### WORK REQUIRED
Write the data out again exactly, with no pictures.

### SUPPLIED DATA
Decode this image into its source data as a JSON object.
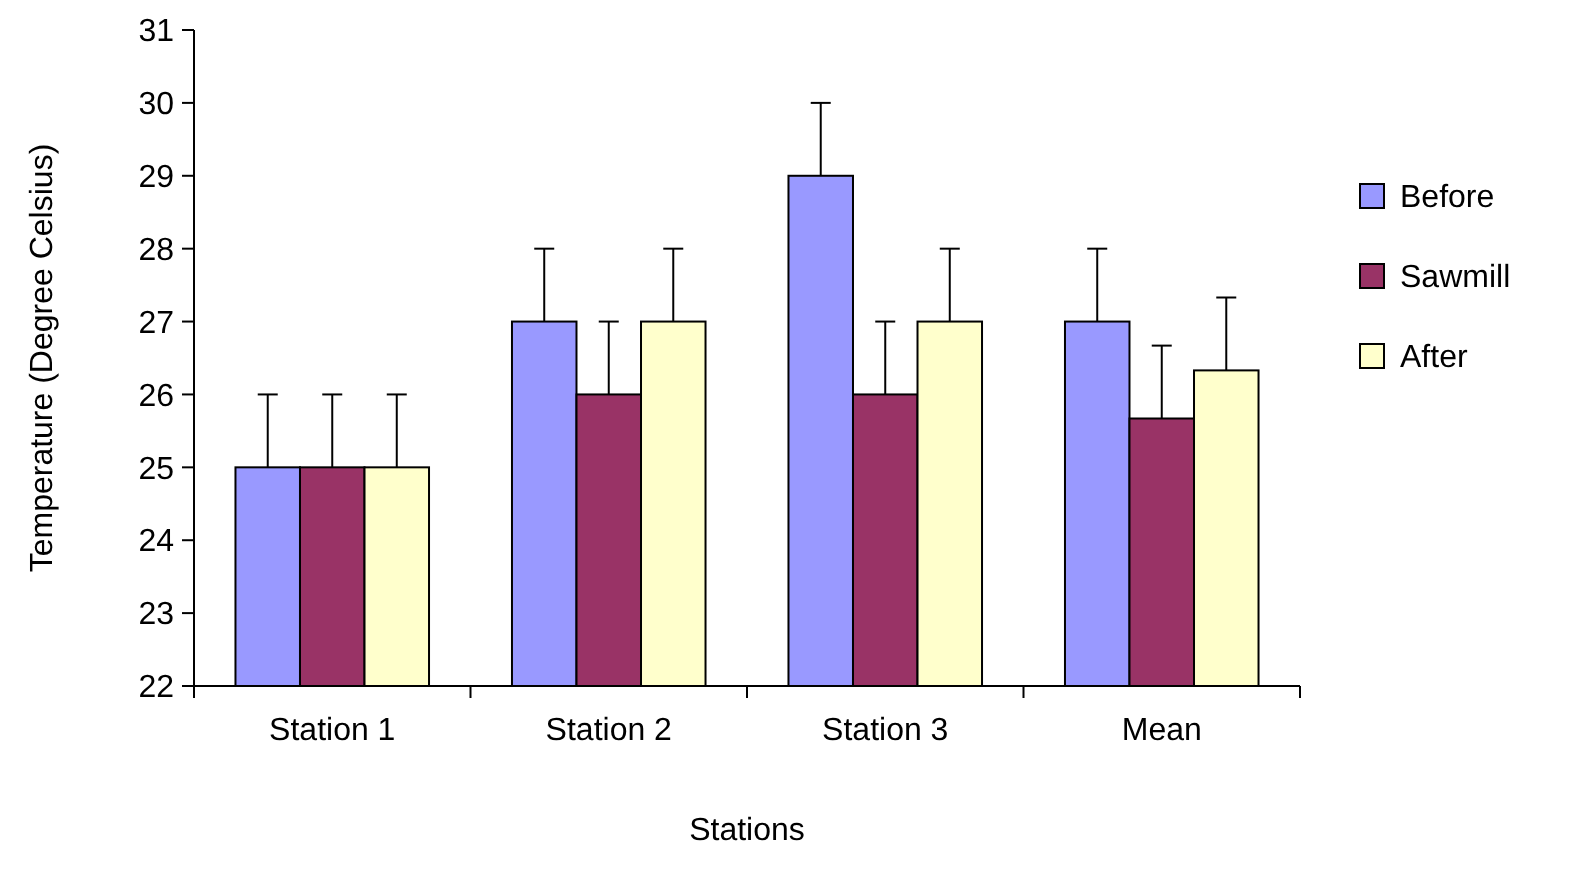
{
  "chart_data": {
    "type": "bar",
    "xlabel": "Stations",
    "ylabel": "Temperature (Degree Celsius)",
    "categories": [
      "Station 1",
      "Station 2",
      "Station 3",
      "Mean"
    ],
    "series": [
      {
        "name": "Before",
        "color": "#9999ff",
        "values": [
          25,
          27,
          29,
          27
        ],
        "errors": [
          [
            25,
            26
          ],
          [
            27,
            28
          ],
          [
            29,
            30
          ],
          [
            27,
            28
          ]
        ]
      },
      {
        "name": "Sawmill",
        "color": "#993366",
        "values": [
          25,
          26,
          26,
          25.67
        ],
        "errors": [
          [
            25,
            26
          ],
          [
            26,
            27
          ],
          [
            26,
            27
          ],
          [
            25.67,
            26.67
          ]
        ]
      },
      {
        "name": "After",
        "color": "#ffffcc",
        "values": [
          25,
          27,
          27,
          26.33
        ],
        "errors": [
          [
            25,
            26
          ],
          [
            27,
            28
          ],
          [
            27,
            28
          ],
          [
            26.33,
            27.33
          ]
        ]
      }
    ],
    "ylim": [
      22,
      31
    ],
    "yticks": [
      22,
      23,
      24,
      25,
      26,
      27,
      28,
      29,
      30,
      31
    ],
    "grid": false,
    "legend": "right"
  }
}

### EXERCISE OUTPUT
Decode this image into its source data as a JSON object.
{
  "chart_data": {
    "type": "bar",
    "xlabel": "Stations",
    "ylabel": "Temperature (Degree Celsius)",
    "categories": [
      "Station 1",
      "Station 2",
      "Station 3",
      "Mean"
    ],
    "series": [
      {
        "name": "Before",
        "color": "#9999ff",
        "values": [
          25,
          27,
          29,
          27
        ],
        "errors": [
          [
            25,
            26
          ],
          [
            27,
            28
          ],
          [
            29,
            30
          ],
          [
            27,
            28
          ]
        ]
      },
      {
        "name": "Sawmill",
        "color": "#993366",
        "values": [
          25,
          26,
          26,
          25.67
        ],
        "errors": [
          [
            25,
            26
          ],
          [
            26,
            27
          ],
          [
            26,
            27
          ],
          [
            25.67,
            26.67
          ]
        ]
      },
      {
        "name": "After",
        "color": "#ffffcc",
        "values": [
          25,
          27,
          27,
          26.33
        ],
        "errors": [
          [
            25,
            26
          ],
          [
            27,
            28
          ],
          [
            27,
            28
          ],
          [
            26.33,
            27.33
          ]
        ]
      }
    ],
    "ylim": [
      22,
      31
    ],
    "yticks": [
      22,
      23,
      24,
      25,
      26,
      27,
      28,
      29,
      30,
      31
    ],
    "grid": false,
    "legend": "right"
  }
}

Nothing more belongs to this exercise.